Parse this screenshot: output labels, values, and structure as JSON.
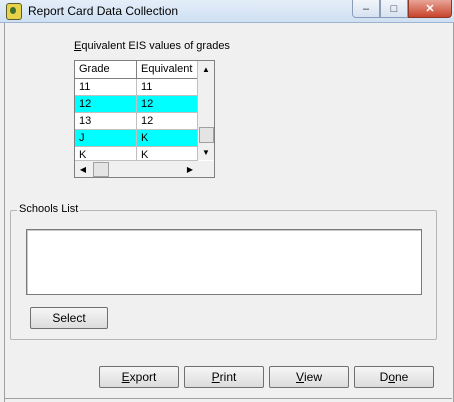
{
  "window": {
    "title": "Report Card Data Collection",
    "minimize_glyph": "–",
    "maximize_glyph": "□",
    "close_glyph": "✕"
  },
  "grades_section": {
    "label_accesskey": "E",
    "label_rest": "quivalent EIS values of grades",
    "columns": [
      "Grade",
      "Equivalent"
    ],
    "rows": [
      {
        "grade": "11",
        "equivalent": "11",
        "highlighted": false
      },
      {
        "grade": "12",
        "equivalent": "12",
        "highlighted": true
      },
      {
        "grade": "13",
        "equivalent": "12",
        "highlighted": false
      },
      {
        "grade": "J",
        "equivalent": "K",
        "highlighted": true
      },
      {
        "grade": "K",
        "equivalent": "K",
        "highlighted": false
      }
    ],
    "highlight_color": "#00ffff"
  },
  "schools": {
    "group_label": "Schools List",
    "select_label": "Select"
  },
  "buttons": {
    "export_accesskey": "E",
    "export_rest": "xport",
    "print_accesskey": "P",
    "print_rest": "rint",
    "view_accesskey": "V",
    "view_rest": "iew",
    "done_prefix": "D",
    "done_accesskey": "o",
    "done_rest": "ne"
  },
  "icons": {
    "app": "app-icon",
    "scroll_up": "▲",
    "scroll_down": "▼",
    "scroll_left": "◀",
    "scroll_right": "▶"
  }
}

◇ ◇ ◇ ◇ ◇ ◇ ◇

» Problem
Omit every picture while copying the listing above exactly.

» Expected answer
Parse this screenshot: output labels, values, and structure as JSON.
{
  "window": {
    "title": "Report Card Data Collection",
    "minimize_glyph": "–",
    "maximize_glyph": "□",
    "close_glyph": "✕"
  },
  "grades_section": {
    "label_accesskey": "E",
    "label_rest": "quivalent EIS values of grades",
    "columns": [
      "Grade",
      "Equivalent"
    ],
    "rows": [
      {
        "grade": "11",
        "equivalent": "11",
        "highlighted": false
      },
      {
        "grade": "12",
        "equivalent": "12",
        "highlighted": true
      },
      {
        "grade": "13",
        "equivalent": "12",
        "highlighted": false
      },
      {
        "grade": "J",
        "equivalent": "K",
        "highlighted": true
      },
      {
        "grade": "K",
        "equivalent": "K",
        "highlighted": false
      }
    ],
    "highlight_color": "#00ffff"
  },
  "schools": {
    "group_label": "Schools List",
    "select_label": "Select"
  },
  "buttons": {
    "export_accesskey": "E",
    "export_rest": "xport",
    "print_accesskey": "P",
    "print_rest": "rint",
    "view_accesskey": "V",
    "view_rest": "iew",
    "done_prefix": "D",
    "done_accesskey": "o",
    "done_rest": "ne"
  },
  "icons": {
    "app": "app-icon",
    "scroll_up": "▲",
    "scroll_down": "▼",
    "scroll_left": "◀",
    "scroll_right": "▶"
  }
}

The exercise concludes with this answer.